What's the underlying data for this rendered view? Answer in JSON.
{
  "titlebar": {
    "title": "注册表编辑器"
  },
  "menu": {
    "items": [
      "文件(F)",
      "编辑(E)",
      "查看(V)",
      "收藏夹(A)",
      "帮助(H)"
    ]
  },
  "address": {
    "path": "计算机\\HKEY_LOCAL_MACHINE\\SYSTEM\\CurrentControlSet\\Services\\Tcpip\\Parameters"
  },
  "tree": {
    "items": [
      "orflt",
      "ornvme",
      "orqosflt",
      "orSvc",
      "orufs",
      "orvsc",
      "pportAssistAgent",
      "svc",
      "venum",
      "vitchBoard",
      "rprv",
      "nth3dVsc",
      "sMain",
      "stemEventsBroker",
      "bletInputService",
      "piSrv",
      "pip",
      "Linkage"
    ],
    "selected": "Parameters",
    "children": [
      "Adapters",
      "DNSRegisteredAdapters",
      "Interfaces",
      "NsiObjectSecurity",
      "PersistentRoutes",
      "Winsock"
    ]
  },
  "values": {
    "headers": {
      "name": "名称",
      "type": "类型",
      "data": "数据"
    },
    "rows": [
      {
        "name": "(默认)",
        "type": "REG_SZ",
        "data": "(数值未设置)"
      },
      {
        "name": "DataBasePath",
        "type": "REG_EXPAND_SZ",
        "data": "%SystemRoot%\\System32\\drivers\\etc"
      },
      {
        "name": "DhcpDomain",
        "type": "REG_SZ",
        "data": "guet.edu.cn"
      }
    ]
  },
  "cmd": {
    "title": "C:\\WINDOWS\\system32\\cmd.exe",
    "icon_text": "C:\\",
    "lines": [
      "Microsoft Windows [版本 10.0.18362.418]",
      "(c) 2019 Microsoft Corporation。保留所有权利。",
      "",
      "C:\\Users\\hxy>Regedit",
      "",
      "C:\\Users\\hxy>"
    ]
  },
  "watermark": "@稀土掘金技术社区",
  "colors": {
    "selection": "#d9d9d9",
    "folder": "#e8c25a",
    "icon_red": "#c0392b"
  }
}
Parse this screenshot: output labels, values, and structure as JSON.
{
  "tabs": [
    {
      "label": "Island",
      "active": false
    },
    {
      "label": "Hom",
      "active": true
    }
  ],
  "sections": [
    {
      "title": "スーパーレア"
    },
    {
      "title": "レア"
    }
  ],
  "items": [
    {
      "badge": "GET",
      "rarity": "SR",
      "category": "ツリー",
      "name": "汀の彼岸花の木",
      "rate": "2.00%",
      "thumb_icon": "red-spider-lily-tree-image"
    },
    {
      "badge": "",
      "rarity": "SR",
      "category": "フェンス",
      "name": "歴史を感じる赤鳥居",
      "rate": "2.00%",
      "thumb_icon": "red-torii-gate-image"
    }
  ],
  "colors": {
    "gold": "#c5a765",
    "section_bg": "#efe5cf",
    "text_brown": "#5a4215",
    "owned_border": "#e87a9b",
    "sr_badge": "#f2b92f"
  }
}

◆ ◆ ◆ ◆ ◆

Output only the lines from the one holding "Parse this screenshot: output" through the last line above, exactly as they appear.

■ Complete answer:
Parse this screenshot: output labels, values, and structure as JSON.
{
  "tabs": [
    {
      "label": "Island",
      "active": false
    },
    {
      "label": "Hom",
      "active": true
    }
  ],
  "sections": [
    {
      "title": "スーパーレア"
    },
    {
      "title": "レア"
    }
  ],
  "items": [
    {
      "badge": "GET",
      "rarity": "SR",
      "category": "ツリー",
      "name": "汀の彼岸花の木",
      "rate": "2.00%",
      "thumb_icon": "red-spider-lily-tree-image"
    },
    {
      "badge": "",
      "rarity": "SR",
      "category": "フェンス",
      "name": "歴史を感じる赤鳥居",
      "rate": "2.00%",
      "thumb_icon": "red-torii-gate-image"
    }
  ],
  "colors": {
    "gold": "#c5a765",
    "section_bg": "#efe5cf",
    "text_brown": "#5a4215",
    "owned_border": "#e87a9b",
    "sr_badge": "#f2b92f"
  }
}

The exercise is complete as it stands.